:: Exercise materials

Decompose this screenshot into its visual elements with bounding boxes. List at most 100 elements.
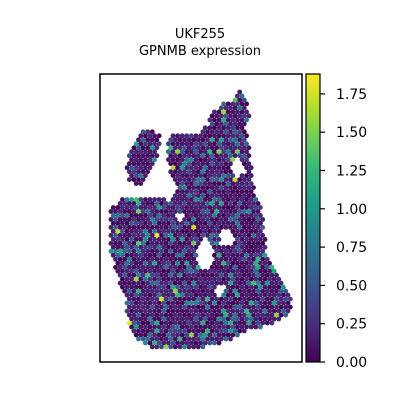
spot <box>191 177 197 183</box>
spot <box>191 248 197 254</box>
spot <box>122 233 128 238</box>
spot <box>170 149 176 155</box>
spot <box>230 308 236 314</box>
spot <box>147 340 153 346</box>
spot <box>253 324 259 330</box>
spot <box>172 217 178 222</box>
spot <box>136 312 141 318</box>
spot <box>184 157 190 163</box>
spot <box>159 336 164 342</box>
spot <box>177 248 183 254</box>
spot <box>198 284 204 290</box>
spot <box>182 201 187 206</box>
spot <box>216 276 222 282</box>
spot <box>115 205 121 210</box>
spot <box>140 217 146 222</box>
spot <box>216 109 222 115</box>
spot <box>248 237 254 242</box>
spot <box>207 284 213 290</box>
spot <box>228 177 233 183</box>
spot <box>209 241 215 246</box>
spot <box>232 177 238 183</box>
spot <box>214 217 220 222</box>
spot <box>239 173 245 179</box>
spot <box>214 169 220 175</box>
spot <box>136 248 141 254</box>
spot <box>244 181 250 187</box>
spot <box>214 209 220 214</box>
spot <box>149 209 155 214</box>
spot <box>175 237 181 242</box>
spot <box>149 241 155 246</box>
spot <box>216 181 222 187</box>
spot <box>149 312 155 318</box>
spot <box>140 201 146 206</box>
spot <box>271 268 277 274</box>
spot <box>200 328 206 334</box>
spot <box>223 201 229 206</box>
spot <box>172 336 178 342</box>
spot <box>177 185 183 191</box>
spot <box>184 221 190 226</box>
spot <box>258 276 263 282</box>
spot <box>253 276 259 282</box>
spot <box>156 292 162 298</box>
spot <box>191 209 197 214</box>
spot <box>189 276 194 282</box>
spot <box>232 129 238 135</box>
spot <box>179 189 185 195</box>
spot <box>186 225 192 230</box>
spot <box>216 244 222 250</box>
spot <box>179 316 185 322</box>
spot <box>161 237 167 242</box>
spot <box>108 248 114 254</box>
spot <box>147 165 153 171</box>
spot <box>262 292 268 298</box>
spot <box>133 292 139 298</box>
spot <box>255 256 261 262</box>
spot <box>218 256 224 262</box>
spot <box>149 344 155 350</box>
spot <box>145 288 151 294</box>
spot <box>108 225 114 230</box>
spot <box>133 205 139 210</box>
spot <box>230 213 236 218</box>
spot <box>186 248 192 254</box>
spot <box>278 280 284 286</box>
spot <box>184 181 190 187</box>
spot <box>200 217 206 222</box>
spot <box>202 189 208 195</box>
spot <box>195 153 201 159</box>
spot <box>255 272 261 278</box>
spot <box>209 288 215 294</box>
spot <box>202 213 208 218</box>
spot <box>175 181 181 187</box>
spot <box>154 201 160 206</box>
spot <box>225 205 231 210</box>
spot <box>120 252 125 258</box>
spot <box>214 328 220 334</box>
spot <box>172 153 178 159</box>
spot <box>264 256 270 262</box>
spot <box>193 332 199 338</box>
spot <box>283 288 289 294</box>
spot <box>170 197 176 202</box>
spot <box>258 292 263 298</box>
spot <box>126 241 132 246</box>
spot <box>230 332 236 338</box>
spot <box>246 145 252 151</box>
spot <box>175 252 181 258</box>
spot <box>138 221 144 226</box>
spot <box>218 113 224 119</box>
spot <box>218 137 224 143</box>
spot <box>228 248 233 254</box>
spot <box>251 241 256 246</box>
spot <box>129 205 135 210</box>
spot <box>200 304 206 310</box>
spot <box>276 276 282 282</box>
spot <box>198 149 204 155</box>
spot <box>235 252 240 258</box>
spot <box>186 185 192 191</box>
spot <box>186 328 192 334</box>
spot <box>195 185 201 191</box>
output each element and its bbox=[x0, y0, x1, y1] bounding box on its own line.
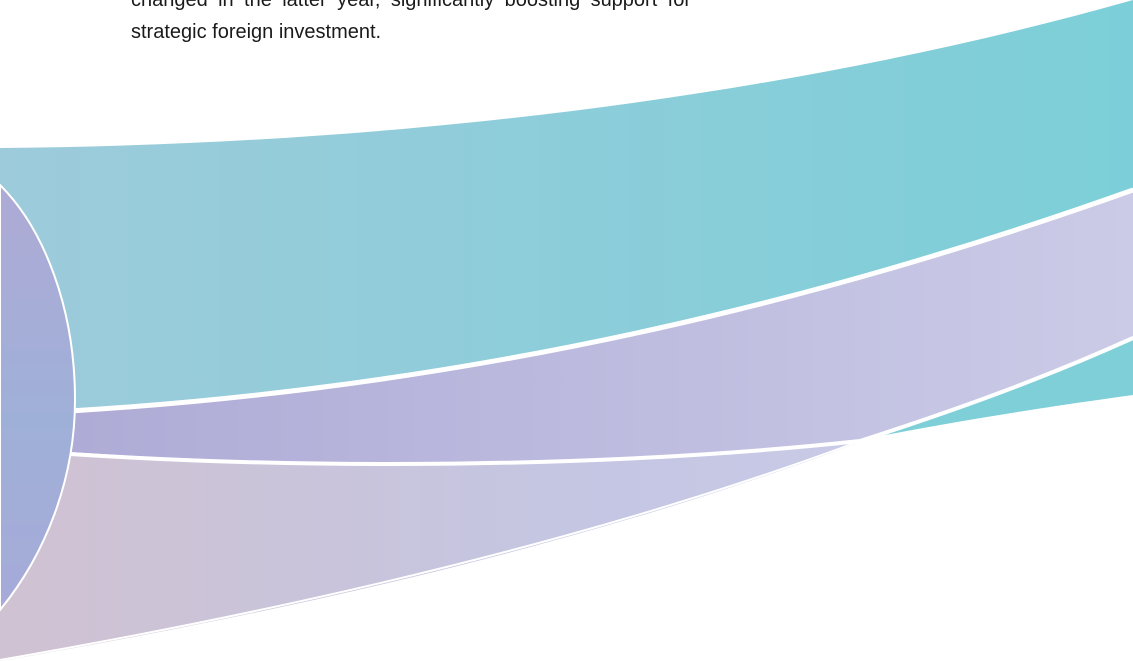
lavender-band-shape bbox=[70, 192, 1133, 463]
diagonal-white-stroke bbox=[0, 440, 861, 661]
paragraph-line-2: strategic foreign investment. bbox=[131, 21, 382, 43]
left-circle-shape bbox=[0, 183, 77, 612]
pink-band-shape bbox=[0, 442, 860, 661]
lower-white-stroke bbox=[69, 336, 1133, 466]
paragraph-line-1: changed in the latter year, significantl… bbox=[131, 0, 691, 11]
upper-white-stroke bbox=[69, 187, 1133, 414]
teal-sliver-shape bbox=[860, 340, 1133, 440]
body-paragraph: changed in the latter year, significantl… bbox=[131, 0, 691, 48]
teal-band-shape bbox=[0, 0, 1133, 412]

::::

Short task | Revise the lines above by changing every "spot" to "dot" and keeping everything else the same. Omit the pictures from what you write out.

Completed exercise |
Decompose this screenshot into its visual elements with bounding boxes. List at most 100 elements.
dot <box>191 177 197 183</box>
dot <box>191 248 197 254</box>
dot <box>122 233 128 238</box>
dot <box>170 149 176 155</box>
dot <box>230 308 236 314</box>
dot <box>147 340 153 346</box>
dot <box>253 324 259 330</box>
dot <box>172 217 178 222</box>
dot <box>136 312 141 318</box>
dot <box>184 157 190 163</box>
dot <box>159 336 164 342</box>
dot <box>177 248 183 254</box>
dot <box>198 284 204 290</box>
dot <box>182 201 187 206</box>
dot <box>216 276 222 282</box>
dot <box>115 205 121 210</box>
dot <box>140 217 146 222</box>
dot <box>216 109 222 115</box>
dot <box>248 237 254 242</box>
dot <box>207 284 213 290</box>
dot <box>228 177 233 183</box>
dot <box>209 241 215 246</box>
dot <box>232 177 238 183</box>
dot <box>214 217 220 222</box>
dot <box>239 173 245 179</box>
dot <box>214 169 220 175</box>
dot <box>136 248 141 254</box>
dot <box>244 181 250 187</box>
dot <box>214 209 220 214</box>
dot <box>149 209 155 214</box>
dot <box>175 237 181 242</box>
dot <box>149 241 155 246</box>
dot <box>216 181 222 187</box>
dot <box>149 312 155 318</box>
dot <box>140 201 146 206</box>
dot <box>271 268 277 274</box>
dot <box>200 328 206 334</box>
dot <box>223 201 229 206</box>
dot <box>172 336 178 342</box>
dot <box>177 185 183 191</box>
dot <box>184 221 190 226</box>
dot <box>258 276 263 282</box>
dot <box>253 276 259 282</box>
dot <box>156 292 162 298</box>
dot <box>191 209 197 214</box>
dot <box>189 276 194 282</box>
dot <box>232 129 238 135</box>
dot <box>179 189 185 195</box>
dot <box>186 225 192 230</box>
dot <box>216 244 222 250</box>
dot <box>179 316 185 322</box>
dot <box>161 237 167 242</box>
dot <box>108 248 114 254</box>
dot <box>147 165 153 171</box>
dot <box>262 292 268 298</box>
dot <box>133 292 139 298</box>
dot <box>255 256 261 262</box>
dot <box>218 256 224 262</box>
dot <box>149 344 155 350</box>
dot <box>145 288 151 294</box>
dot <box>108 225 114 230</box>
dot <box>133 205 139 210</box>
dot <box>230 213 236 218</box>
dot <box>186 248 192 254</box>
dot <box>278 280 284 286</box>
dot <box>184 181 190 187</box>
dot <box>200 217 206 222</box>
dot <box>202 189 208 195</box>
dot <box>195 153 201 159</box>
dot <box>255 272 261 278</box>
dot <box>209 288 215 294</box>
dot <box>202 213 208 218</box>
dot <box>175 181 181 187</box>
dot <box>154 201 160 206</box>
dot <box>225 205 231 210</box>
dot <box>120 252 125 258</box>
dot <box>214 328 220 334</box>
dot <box>172 153 178 159</box>
dot <box>264 256 270 262</box>
dot <box>193 332 199 338</box>
dot <box>283 288 289 294</box>
dot <box>170 197 176 202</box>
dot <box>258 292 263 298</box>
dot <box>126 241 132 246</box>
dot <box>230 332 236 338</box>
dot <box>246 145 252 151</box>
dot <box>175 252 181 258</box>
dot <box>138 221 144 226</box>
dot <box>218 113 224 119</box>
dot <box>218 137 224 143</box>
dot <box>228 248 233 254</box>
dot <box>251 241 256 246</box>
dot <box>129 205 135 210</box>
dot <box>200 304 206 310</box>
dot <box>276 276 282 282</box>
dot <box>198 149 204 155</box>
dot <box>235 252 240 258</box>
dot <box>186 185 192 191</box>
dot <box>186 328 192 334</box>
dot <box>195 185 201 191</box>
output each element and its bbox=[x0, y0, x1, y1] bounding box on its own line.
lavender-band-shape bbox=[70, 192, 1133, 463]
diagonal-white-stroke bbox=[0, 440, 861, 661]
paragraph-line-2: strategic foreign investment. bbox=[131, 21, 382, 43]
left-circle-shape bbox=[0, 183, 77, 612]
pink-band-shape bbox=[0, 442, 860, 661]
lower-white-stroke bbox=[69, 336, 1133, 466]
paragraph-line-1: changed in the latter year, significantl… bbox=[131, 0, 691, 11]
upper-white-stroke bbox=[69, 187, 1133, 414]
teal-sliver-shape bbox=[860, 340, 1133, 440]
body-paragraph: changed in the latter year, significantl… bbox=[131, 0, 691, 48]
teal-band-shape bbox=[0, 0, 1133, 412]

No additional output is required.